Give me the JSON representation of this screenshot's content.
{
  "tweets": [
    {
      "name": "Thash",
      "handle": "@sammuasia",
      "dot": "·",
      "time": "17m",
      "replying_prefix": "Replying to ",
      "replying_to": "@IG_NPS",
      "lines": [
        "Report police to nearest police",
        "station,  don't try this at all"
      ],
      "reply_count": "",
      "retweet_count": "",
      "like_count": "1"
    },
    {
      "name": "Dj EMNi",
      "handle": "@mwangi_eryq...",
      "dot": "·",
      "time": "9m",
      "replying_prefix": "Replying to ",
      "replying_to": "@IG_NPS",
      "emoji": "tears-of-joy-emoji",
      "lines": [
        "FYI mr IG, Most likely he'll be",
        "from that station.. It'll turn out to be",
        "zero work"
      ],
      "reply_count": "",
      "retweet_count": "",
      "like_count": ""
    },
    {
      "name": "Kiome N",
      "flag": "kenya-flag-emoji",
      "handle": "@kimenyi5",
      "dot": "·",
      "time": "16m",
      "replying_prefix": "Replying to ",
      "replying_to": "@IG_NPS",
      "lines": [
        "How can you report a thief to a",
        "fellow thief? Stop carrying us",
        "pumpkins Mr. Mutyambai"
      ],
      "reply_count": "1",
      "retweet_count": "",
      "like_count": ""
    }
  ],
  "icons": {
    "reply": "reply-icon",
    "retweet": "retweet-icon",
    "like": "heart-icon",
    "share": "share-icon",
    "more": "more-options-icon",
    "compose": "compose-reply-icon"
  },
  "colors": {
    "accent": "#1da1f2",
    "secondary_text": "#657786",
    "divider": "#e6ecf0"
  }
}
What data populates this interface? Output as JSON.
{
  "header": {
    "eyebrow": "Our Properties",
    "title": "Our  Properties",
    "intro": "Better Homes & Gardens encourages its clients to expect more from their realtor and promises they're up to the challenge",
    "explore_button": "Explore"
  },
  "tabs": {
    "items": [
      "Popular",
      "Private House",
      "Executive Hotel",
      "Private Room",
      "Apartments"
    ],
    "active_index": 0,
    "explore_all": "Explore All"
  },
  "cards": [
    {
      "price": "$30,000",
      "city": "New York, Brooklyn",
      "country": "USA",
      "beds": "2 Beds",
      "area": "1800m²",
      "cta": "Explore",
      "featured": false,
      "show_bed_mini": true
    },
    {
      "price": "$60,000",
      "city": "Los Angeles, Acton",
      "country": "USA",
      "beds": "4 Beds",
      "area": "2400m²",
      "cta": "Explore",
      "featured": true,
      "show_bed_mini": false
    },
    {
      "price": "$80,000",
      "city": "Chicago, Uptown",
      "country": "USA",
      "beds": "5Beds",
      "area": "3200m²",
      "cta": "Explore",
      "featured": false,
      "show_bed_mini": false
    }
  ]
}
.....
*Exercise description*:
Reproduce every entry shown above, precisely as it stands.

*Answer to the exercise*:
Give me the JSON representation of this screenshot's content.
{
  "tweets": [
    {
      "name": "Thash",
      "handle": "@sammuasia",
      "dot": "·",
      "time": "17m",
      "replying_prefix": "Replying to ",
      "replying_to": "@IG_NPS",
      "lines": [
        "Report police to nearest police",
        "station,  don't try this at all"
      ],
      "reply_count": "",
      "retweet_count": "",
      "like_count": "1"
    },
    {
      "name": "Dj EMNi",
      "handle": "@mwangi_eryq...",
      "dot": "·",
      "time": "9m",
      "replying_prefix": "Replying to ",
      "replying_to": "@IG_NPS",
      "emoji": "tears-of-joy-emoji",
      "lines": [
        "FYI mr IG, Most likely he'll be",
        "from that station.. It'll turn out to be",
        "zero work"
      ],
      "reply_count": "",
      "retweet_count": "",
      "like_count": ""
    },
    {
      "name": "Kiome N",
      "flag": "kenya-flag-emoji",
      "handle": "@kimenyi5",
      "dot": "·",
      "time": "16m",
      "replying_prefix": "Replying to ",
      "replying_to": "@IG_NPS",
      "lines": [
        "How can you report a thief to a",
        "fellow thief? Stop carrying us",
        "pumpkins Mr. Mutyambai"
      ],
      "reply_count": "1",
      "retweet_count": "",
      "like_count": ""
    }
  ],
  "icons": {
    "reply": "reply-icon",
    "retweet": "retweet-icon",
    "like": "heart-icon",
    "share": "share-icon",
    "more": "more-options-icon",
    "compose": "compose-reply-icon"
  },
  "colors": {
    "accent": "#1da1f2",
    "secondary_text": "#657786",
    "divider": "#e6ecf0"
  }
}
What data populates this interface? Output as JSON.
{
  "header": {
    "eyebrow": "Our Properties",
    "title": "Our  Properties",
    "intro": "Better Homes & Gardens encourages its clients to expect more from their realtor and promises they're up to the challenge",
    "explore_button": "Explore"
  },
  "tabs": {
    "items": [
      "Popular",
      "Private House",
      "Executive Hotel",
      "Private Room",
      "Apartments"
    ],
    "active_index": 0,
    "explore_all": "Explore All"
  },
  "cards": [
    {
      "price": "$30,000",
      "city": "New York, Brooklyn",
      "country": "USA",
      "beds": "2 Beds",
      "area": "1800m²",
      "cta": "Explore",
      "featured": false,
      "show_bed_mini": true
    },
    {
      "price": "$60,000",
      "city": "Los Angeles, Acton",
      "country": "USA",
      "beds": "4 Beds",
      "area": "2400m²",
      "cta": "Explore",
      "featured": true,
      "show_bed_mini": false
    },
    {
      "price": "$80,000",
      "city": "Chicago, Uptown",
      "country": "USA",
      "beds": "5Beds",
      "area": "3200m²",
      "cta": "Explore",
      "featured": false,
      "show_bed_mini": false
    }
  ]
}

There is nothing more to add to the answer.